Request
Take every line from the material that has the word "Temperature" in it.

Material
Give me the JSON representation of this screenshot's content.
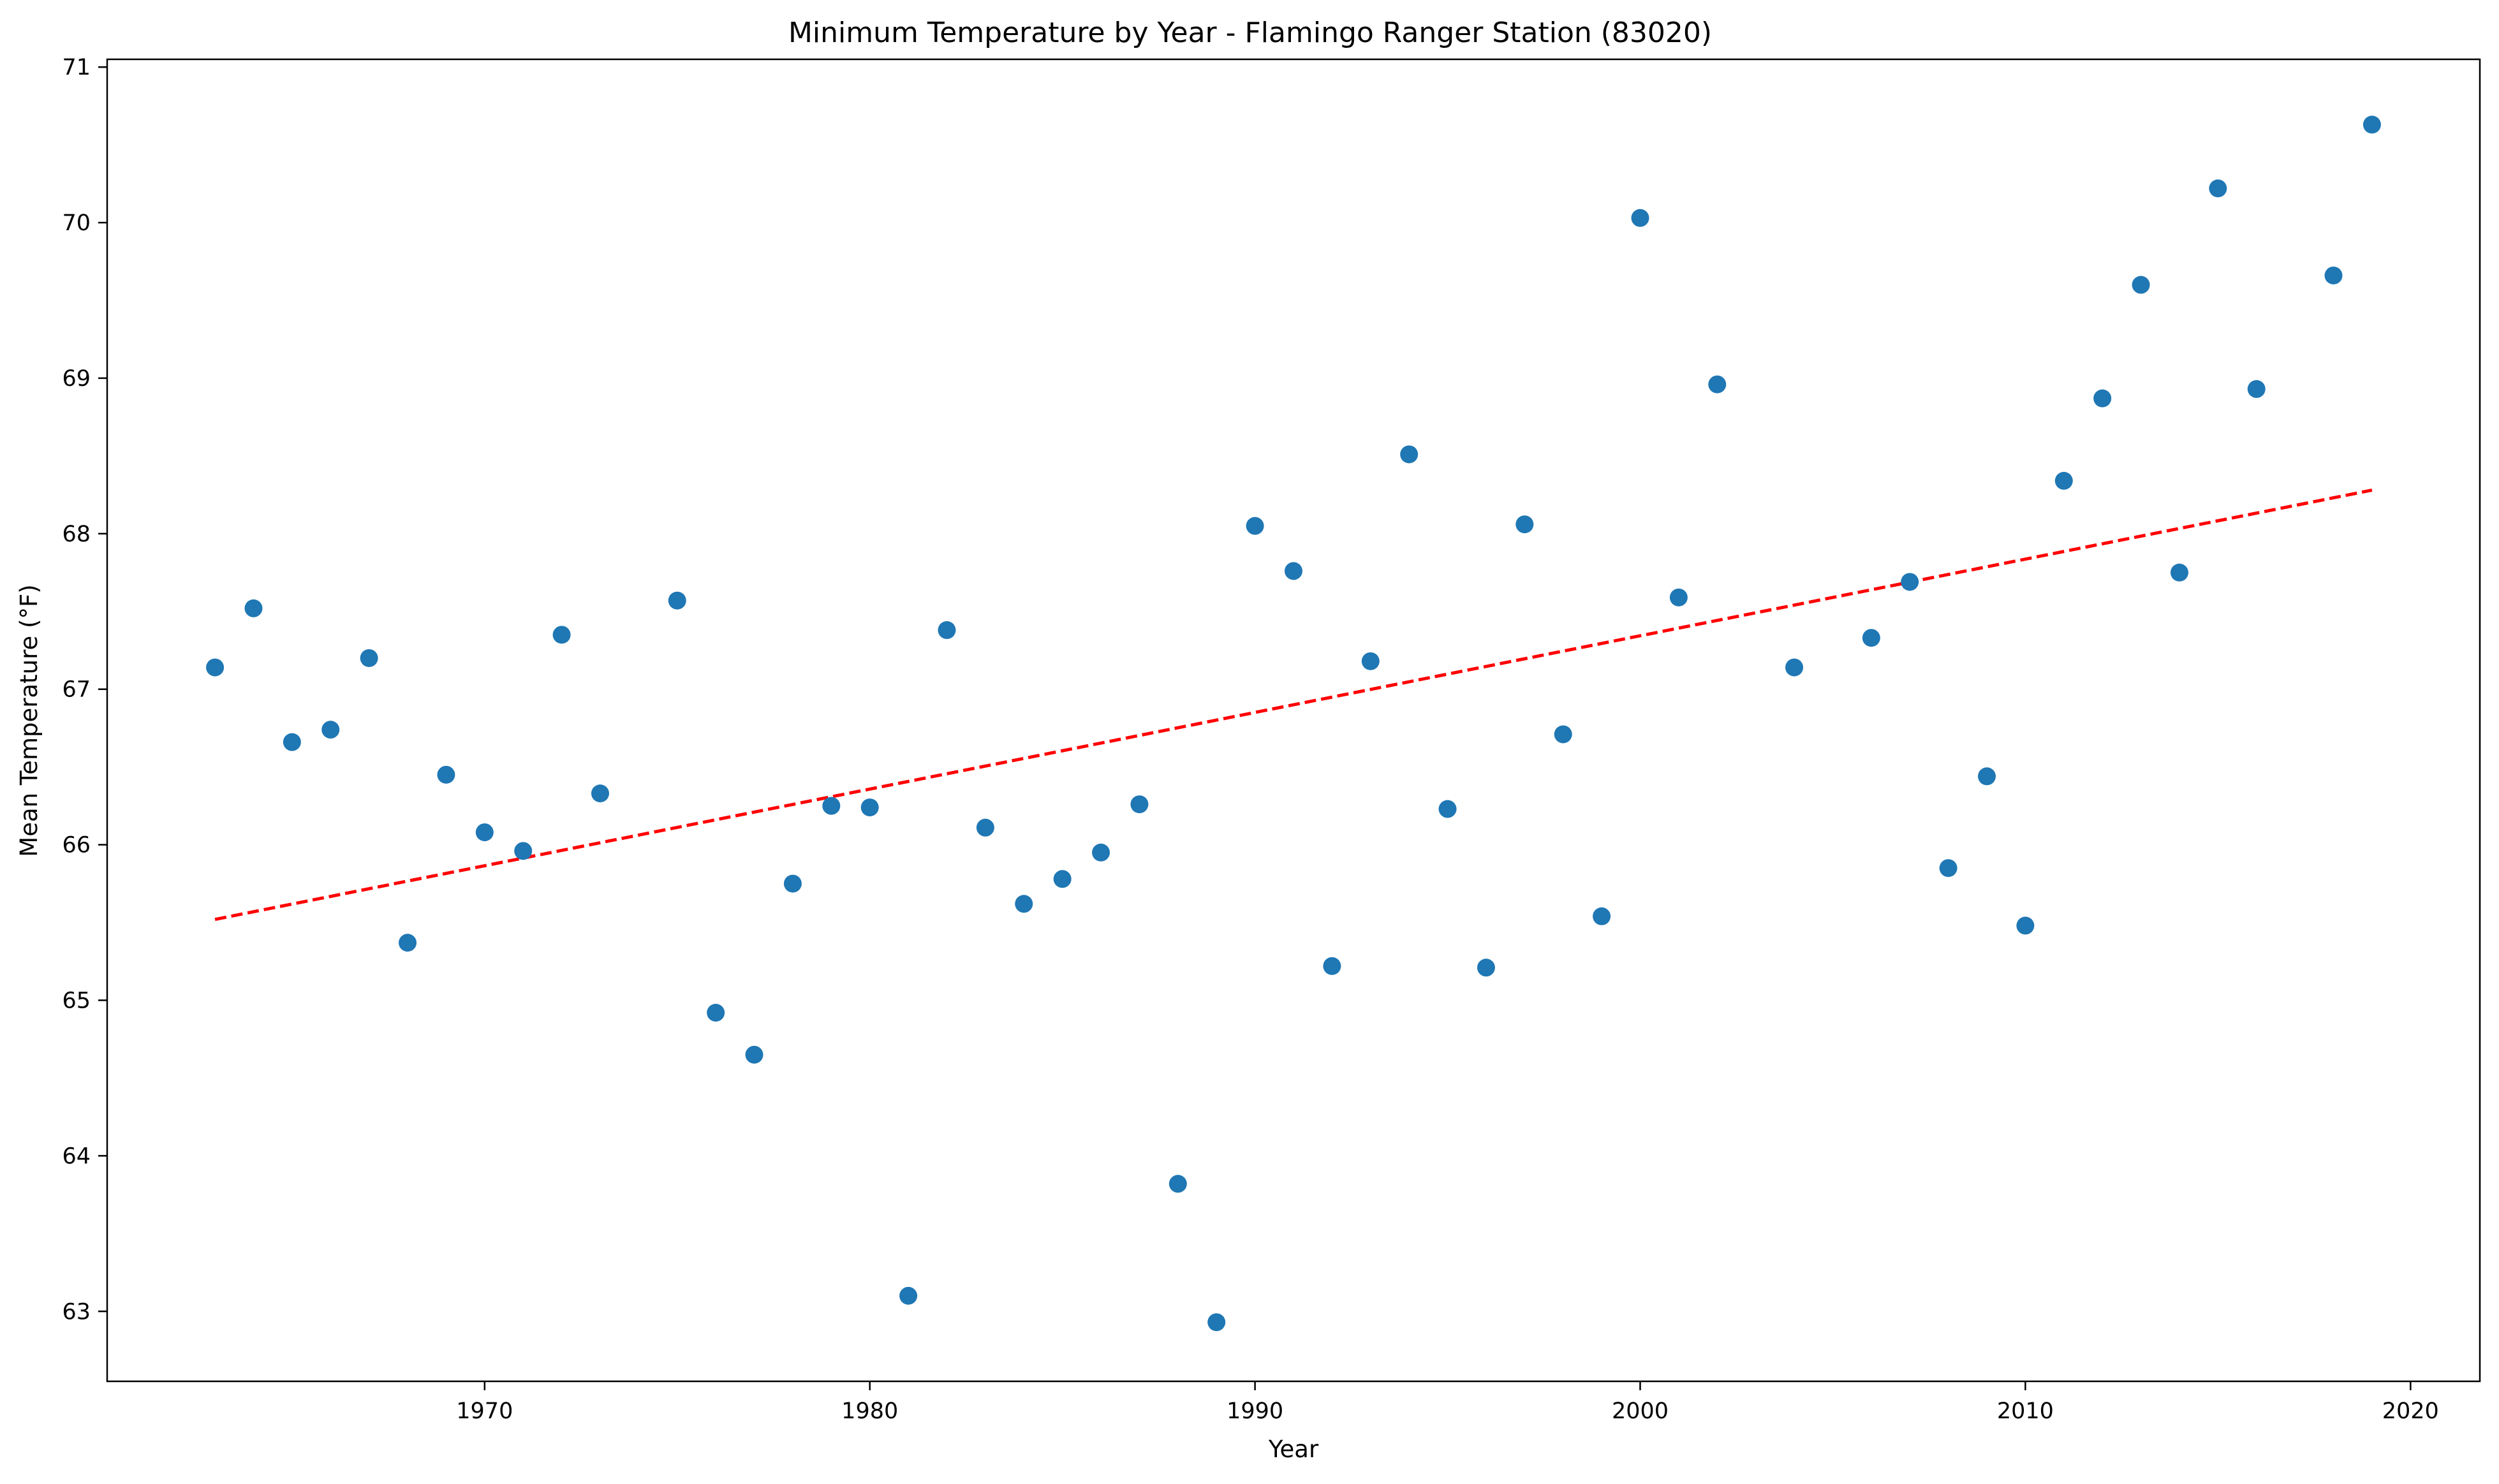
{
  "chart_data": {
    "type": "scatter",
    "title": "Minimum Temperature by Year - Flamingo Ranger Station (83020)",
    "xlabel": "Year",
    "ylabel": "Mean Temperature (°F)",
    "xlim": [
      1960.2,
      2021.8
    ],
    "ylim": [
      62.55,
      71.05
    ],
    "xticks": [
      1970,
      1980,
      1990,
      2000,
      2010,
      2020
    ],
    "yticks": [
      63,
      64,
      65,
      66,
      67,
      68,
      69,
      70,
      71
    ],
    "grid": false,
    "legend": "none",
    "point_color": "#1f77b4",
    "trend_color": "#ff0000",
    "trendline": {
      "x": [
        1963,
        2019
      ],
      "y": [
        65.52,
        68.28
      ],
      "style": "dashed"
    },
    "points": [
      {
        "x": 1963,
        "y": 67.14
      },
      {
        "x": 1964,
        "y": 67.52
      },
      {
        "x": 1965,
        "y": 66.66
      },
      {
        "x": 1966,
        "y": 66.74
      },
      {
        "x": 1967,
        "y": 67.2
      },
      {
        "x": 1968,
        "y": 65.37
      },
      {
        "x": 1969,
        "y": 66.45
      },
      {
        "x": 1970,
        "y": 66.08
      },
      {
        "x": 1971,
        "y": 65.96
      },
      {
        "x": 1972,
        "y": 67.35
      },
      {
        "x": 1973,
        "y": 66.33
      },
      {
        "x": 1975,
        "y": 67.57
      },
      {
        "x": 1976,
        "y": 64.92
      },
      {
        "x": 1977,
        "y": 64.65
      },
      {
        "x": 1978,
        "y": 65.75
      },
      {
        "x": 1979,
        "y": 66.25
      },
      {
        "x": 1980,
        "y": 66.24
      },
      {
        "x": 1981,
        "y": 63.1
      },
      {
        "x": 1982,
        "y": 67.38
      },
      {
        "x": 1983,
        "y": 66.11
      },
      {
        "x": 1984,
        "y": 65.62
      },
      {
        "x": 1985,
        "y": 65.78
      },
      {
        "x": 1986,
        "y": 65.95
      },
      {
        "x": 1987,
        "y": 66.26
      },
      {
        "x": 1988,
        "y": 63.82
      },
      {
        "x": 1989,
        "y": 62.93
      },
      {
        "x": 1990,
        "y": 68.05
      },
      {
        "x": 1991,
        "y": 67.76
      },
      {
        "x": 1992,
        "y": 65.22
      },
      {
        "x": 1993,
        "y": 67.18
      },
      {
        "x": 1994,
        "y": 68.51
      },
      {
        "x": 1995,
        "y": 66.23
      },
      {
        "x": 1996,
        "y": 65.21
      },
      {
        "x": 1997,
        "y": 68.06
      },
      {
        "x": 1998,
        "y": 66.71
      },
      {
        "x": 1999,
        "y": 65.54
      },
      {
        "x": 2000,
        "y": 70.03
      },
      {
        "x": 2001,
        "y": 67.59
      },
      {
        "x": 2002,
        "y": 68.96
      },
      {
        "x": 2004,
        "y": 67.14
      },
      {
        "x": 2006,
        "y": 67.33
      },
      {
        "x": 2007,
        "y": 67.69
      },
      {
        "x": 2008,
        "y": 65.85
      },
      {
        "x": 2009,
        "y": 66.44
      },
      {
        "x": 2010,
        "y": 65.48
      },
      {
        "x": 2011,
        "y": 68.34
      },
      {
        "x": 2012,
        "y": 68.87
      },
      {
        "x": 2013,
        "y": 69.6
      },
      {
        "x": 2014,
        "y": 67.75
      },
      {
        "x": 2015,
        "y": 70.22
      },
      {
        "x": 2016,
        "y": 68.93
      },
      {
        "x": 2018,
        "y": 69.66
      },
      {
        "x": 2019,
        "y": 70.63
      }
    ]
  }
}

Solution to the problem
    "title": "Minimum Temperature by Year - Flamingo Ranger Station (83020)",
    "ylabel": "Mean Temperature (°F)",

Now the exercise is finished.